Job → Output all entries verbatim. Skip pictures.

________________________

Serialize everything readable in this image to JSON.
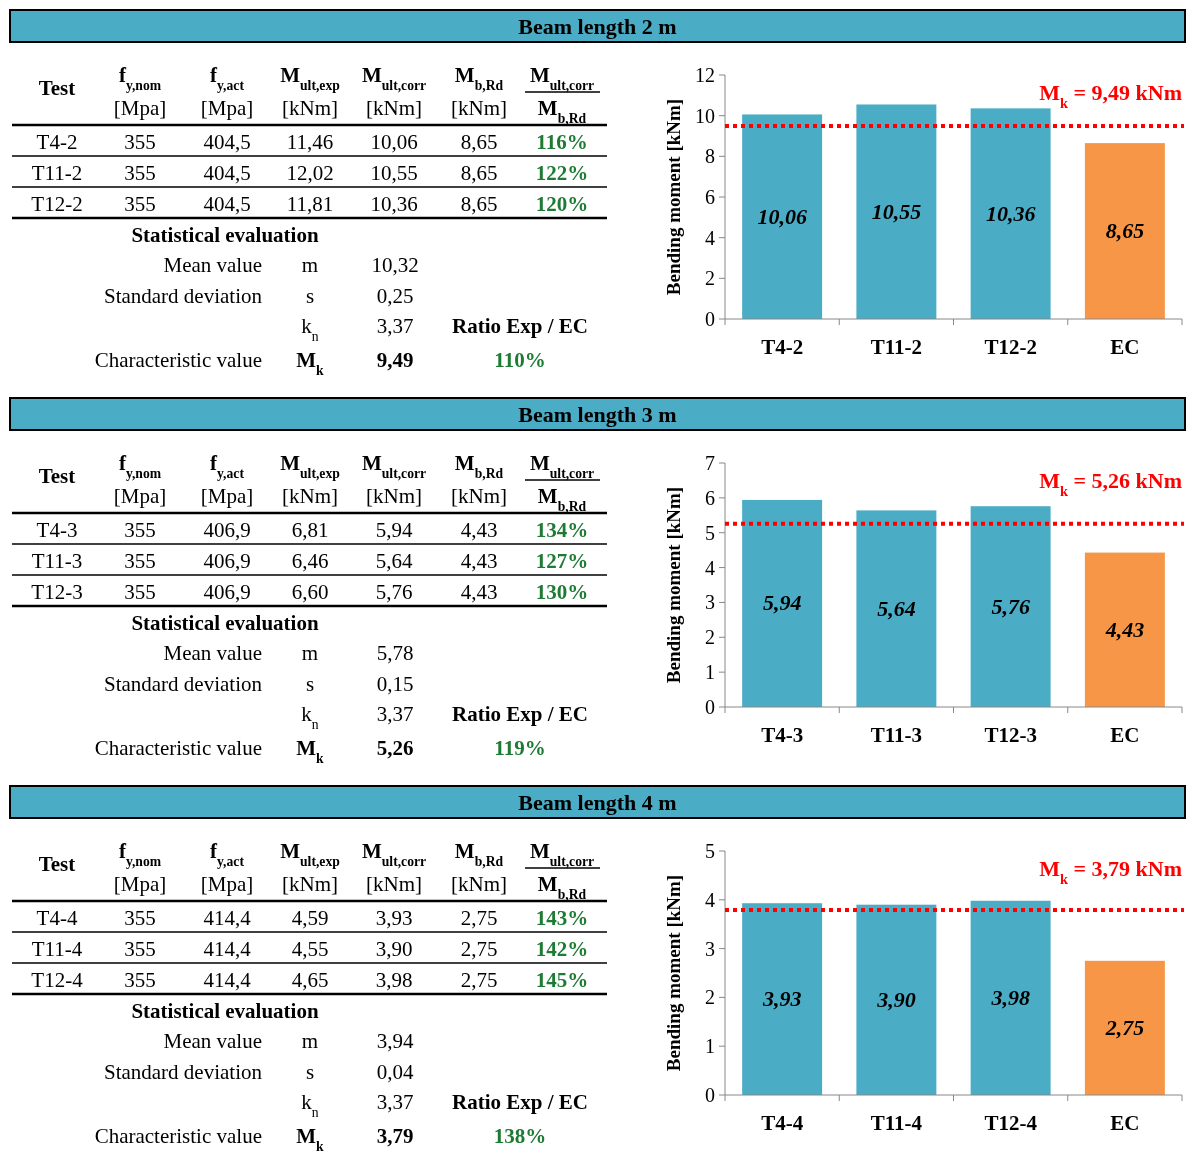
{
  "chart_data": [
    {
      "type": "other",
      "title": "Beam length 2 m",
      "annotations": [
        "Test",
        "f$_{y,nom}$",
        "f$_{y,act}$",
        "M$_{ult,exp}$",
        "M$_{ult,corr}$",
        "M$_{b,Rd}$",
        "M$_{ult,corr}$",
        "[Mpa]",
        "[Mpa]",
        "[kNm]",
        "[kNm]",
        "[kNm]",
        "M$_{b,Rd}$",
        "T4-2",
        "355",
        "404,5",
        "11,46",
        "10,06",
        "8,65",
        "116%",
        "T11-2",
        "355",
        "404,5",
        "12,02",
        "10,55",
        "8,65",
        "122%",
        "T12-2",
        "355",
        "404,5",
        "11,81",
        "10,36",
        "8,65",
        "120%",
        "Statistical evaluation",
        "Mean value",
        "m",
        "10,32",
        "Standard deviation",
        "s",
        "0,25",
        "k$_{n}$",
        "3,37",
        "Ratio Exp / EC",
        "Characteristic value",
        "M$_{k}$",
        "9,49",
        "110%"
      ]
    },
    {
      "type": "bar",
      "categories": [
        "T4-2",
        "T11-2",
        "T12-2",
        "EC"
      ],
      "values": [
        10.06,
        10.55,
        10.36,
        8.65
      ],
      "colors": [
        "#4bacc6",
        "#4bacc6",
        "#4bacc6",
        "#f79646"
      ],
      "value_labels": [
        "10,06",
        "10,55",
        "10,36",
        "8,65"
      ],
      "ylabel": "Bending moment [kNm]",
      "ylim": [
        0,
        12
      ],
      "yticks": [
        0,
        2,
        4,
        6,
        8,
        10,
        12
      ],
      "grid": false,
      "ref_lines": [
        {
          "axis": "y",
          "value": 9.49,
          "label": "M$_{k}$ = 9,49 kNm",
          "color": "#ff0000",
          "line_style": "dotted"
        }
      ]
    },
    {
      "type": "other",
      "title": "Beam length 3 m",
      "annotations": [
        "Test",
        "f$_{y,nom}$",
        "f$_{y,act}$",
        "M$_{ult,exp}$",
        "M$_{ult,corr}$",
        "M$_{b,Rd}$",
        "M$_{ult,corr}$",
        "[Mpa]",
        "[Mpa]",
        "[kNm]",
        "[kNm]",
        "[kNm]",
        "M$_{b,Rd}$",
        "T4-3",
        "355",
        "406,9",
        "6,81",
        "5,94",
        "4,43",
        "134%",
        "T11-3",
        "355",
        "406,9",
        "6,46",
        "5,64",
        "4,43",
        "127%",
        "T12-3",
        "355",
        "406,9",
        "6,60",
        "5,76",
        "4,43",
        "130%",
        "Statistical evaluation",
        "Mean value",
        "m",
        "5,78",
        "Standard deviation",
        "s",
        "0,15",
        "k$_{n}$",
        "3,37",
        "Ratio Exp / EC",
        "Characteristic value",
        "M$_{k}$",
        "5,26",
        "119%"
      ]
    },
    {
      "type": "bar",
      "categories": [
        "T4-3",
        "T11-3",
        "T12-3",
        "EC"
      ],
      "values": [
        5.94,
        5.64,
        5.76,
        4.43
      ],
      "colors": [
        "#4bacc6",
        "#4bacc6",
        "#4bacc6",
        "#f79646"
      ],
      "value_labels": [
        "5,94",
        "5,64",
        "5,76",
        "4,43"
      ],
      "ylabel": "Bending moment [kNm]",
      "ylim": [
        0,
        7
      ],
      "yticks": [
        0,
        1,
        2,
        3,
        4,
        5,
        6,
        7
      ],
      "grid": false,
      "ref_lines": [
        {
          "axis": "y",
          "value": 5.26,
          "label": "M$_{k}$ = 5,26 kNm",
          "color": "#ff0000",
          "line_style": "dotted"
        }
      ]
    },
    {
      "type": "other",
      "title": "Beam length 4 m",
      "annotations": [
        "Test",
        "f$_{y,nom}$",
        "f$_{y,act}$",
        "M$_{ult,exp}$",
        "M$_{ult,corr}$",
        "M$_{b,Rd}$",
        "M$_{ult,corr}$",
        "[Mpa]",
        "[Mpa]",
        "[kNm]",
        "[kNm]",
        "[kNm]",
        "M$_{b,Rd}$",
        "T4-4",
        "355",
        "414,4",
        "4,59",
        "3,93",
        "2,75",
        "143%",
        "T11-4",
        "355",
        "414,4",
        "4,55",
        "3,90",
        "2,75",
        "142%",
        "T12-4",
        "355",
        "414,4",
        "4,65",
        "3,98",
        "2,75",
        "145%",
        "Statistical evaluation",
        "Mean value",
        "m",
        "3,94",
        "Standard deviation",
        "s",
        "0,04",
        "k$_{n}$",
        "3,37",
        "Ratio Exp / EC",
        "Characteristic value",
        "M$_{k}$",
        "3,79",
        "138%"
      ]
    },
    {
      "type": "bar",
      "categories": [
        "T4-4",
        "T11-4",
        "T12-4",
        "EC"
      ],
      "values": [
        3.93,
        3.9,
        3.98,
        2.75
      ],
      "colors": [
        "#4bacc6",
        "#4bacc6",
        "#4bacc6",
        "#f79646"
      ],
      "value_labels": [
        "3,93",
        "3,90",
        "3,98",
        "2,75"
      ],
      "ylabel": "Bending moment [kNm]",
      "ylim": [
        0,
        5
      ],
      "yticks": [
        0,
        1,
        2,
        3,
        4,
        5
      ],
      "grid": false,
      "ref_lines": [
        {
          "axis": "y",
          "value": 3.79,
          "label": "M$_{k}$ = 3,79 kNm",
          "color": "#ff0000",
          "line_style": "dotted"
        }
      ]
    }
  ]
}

________________________

Correct result →
Serialize everything readable in this image to JSON.
{
  "chart_data": [
    {
      "type": "other",
      "title": "Beam length 2 m",
      "annotations": [
        "Test",
        "f$_{y,nom}$",
        "f$_{y,act}$",
        "M$_{ult,exp}$",
        "M$_{ult,corr}$",
        "M$_{b,Rd}$",
        "M$_{ult,corr}$",
        "[Mpa]",
        "[Mpa]",
        "[kNm]",
        "[kNm]",
        "[kNm]",
        "M$_{b,Rd}$",
        "T4-2",
        "355",
        "404,5",
        "11,46",
        "10,06",
        "8,65",
        "116%",
        "T11-2",
        "355",
        "404,5",
        "12,02",
        "10,55",
        "8,65",
        "122%",
        "T12-2",
        "355",
        "404,5",
        "11,81",
        "10,36",
        "8,65",
        "120%",
        "Statistical evaluation",
        "Mean value",
        "m",
        "10,32",
        "Standard deviation",
        "s",
        "0,25",
        "k$_{n}$",
        "3,37",
        "Ratio Exp / EC",
        "Characteristic value",
        "M$_{k}$",
        "9,49",
        "110%"
      ]
    },
    {
      "type": "bar",
      "categories": [
        "T4-2",
        "T11-2",
        "T12-2",
        "EC"
      ],
      "values": [
        10.06,
        10.55,
        10.36,
        8.65
      ],
      "colors": [
        "#4bacc6",
        "#4bacc6",
        "#4bacc6",
        "#f79646"
      ],
      "value_labels": [
        "10,06",
        "10,55",
        "10,36",
        "8,65"
      ],
      "ylabel": "Bending moment [kNm]",
      "ylim": [
        0,
        12
      ],
      "yticks": [
        0,
        2,
        4,
        6,
        8,
        10,
        12
      ],
      "grid": false,
      "ref_lines": [
        {
          "axis": "y",
          "value": 9.49,
          "label": "M$_{k}$ = 9,49 kNm",
          "color": "#ff0000",
          "line_style": "dotted"
        }
      ]
    },
    {
      "type": "other",
      "title": "Beam length 3 m",
      "annotations": [
        "Test",
        "f$_{y,nom}$",
        "f$_{y,act}$",
        "M$_{ult,exp}$",
        "M$_{ult,corr}$",
        "M$_{b,Rd}$",
        "M$_{ult,corr}$",
        "[Mpa]",
        "[Mpa]",
        "[kNm]",
        "[kNm]",
        "[kNm]",
        "M$_{b,Rd}$",
        "T4-3",
        "355",
        "406,9",
        "6,81",
        "5,94",
        "4,43",
        "134%",
        "T11-3",
        "355",
        "406,9",
        "6,46",
        "5,64",
        "4,43",
        "127%",
        "T12-3",
        "355",
        "406,9",
        "6,60",
        "5,76",
        "4,43",
        "130%",
        "Statistical evaluation",
        "Mean value",
        "m",
        "5,78",
        "Standard deviation",
        "s",
        "0,15",
        "k$_{n}$",
        "3,37",
        "Ratio Exp / EC",
        "Characteristic value",
        "M$_{k}$",
        "5,26",
        "119%"
      ]
    },
    {
      "type": "bar",
      "categories": [
        "T4-3",
        "T11-3",
        "T12-3",
        "EC"
      ],
      "values": [
        5.94,
        5.64,
        5.76,
        4.43
      ],
      "colors": [
        "#4bacc6",
        "#4bacc6",
        "#4bacc6",
        "#f79646"
      ],
      "value_labels": [
        "5,94",
        "5,64",
        "5,76",
        "4,43"
      ],
      "ylabel": "Bending moment [kNm]",
      "ylim": [
        0,
        7
      ],
      "yticks": [
        0,
        1,
        2,
        3,
        4,
        5,
        6,
        7
      ],
      "grid": false,
      "ref_lines": [
        {
          "axis": "y",
          "value": 5.26,
          "label": "M$_{k}$ = 5,26 kNm",
          "color": "#ff0000",
          "line_style": "dotted"
        }
      ]
    },
    {
      "type": "other",
      "title": "Beam length 4 m",
      "annotations": [
        "Test",
        "f$_{y,nom}$",
        "f$_{y,act}$",
        "M$_{ult,exp}$",
        "M$_{ult,corr}$",
        "M$_{b,Rd}$",
        "M$_{ult,corr}$",
        "[Mpa]",
        "[Mpa]",
        "[kNm]",
        "[kNm]",
        "[kNm]",
        "M$_{b,Rd}$",
        "T4-4",
        "355",
        "414,4",
        "4,59",
        "3,93",
        "2,75",
        "143%",
        "T11-4",
        "355",
        "414,4",
        "4,55",
        "3,90",
        "2,75",
        "142%",
        "T12-4",
        "355",
        "414,4",
        "4,65",
        "3,98",
        "2,75",
        "145%",
        "Statistical evaluation",
        "Mean value",
        "m",
        "3,94",
        "Standard deviation",
        "s",
        "0,04",
        "k$_{n}$",
        "3,37",
        "Ratio Exp / EC",
        "Characteristic value",
        "M$_{k}$",
        "3,79",
        "138%"
      ]
    },
    {
      "type": "bar",
      "categories": [
        "T4-4",
        "T11-4",
        "T12-4",
        "EC"
      ],
      "values": [
        3.93,
        3.9,
        3.98,
        2.75
      ],
      "colors": [
        "#4bacc6",
        "#4bacc6",
        "#4bacc6",
        "#f79646"
      ],
      "value_labels": [
        "3,93",
        "3,90",
        "3,98",
        "2,75"
      ],
      "ylabel": "Bending moment [kNm]",
      "ylim": [
        0,
        5
      ],
      "yticks": [
        0,
        1,
        2,
        3,
        4,
        5
      ],
      "grid": false,
      "ref_lines": [
        {
          "axis": "y",
          "value": 3.79,
          "label": "M$_{k}$ = 3,79 kNm",
          "color": "#ff0000",
          "line_style": "dotted"
        }
      ]
    }
  ]
}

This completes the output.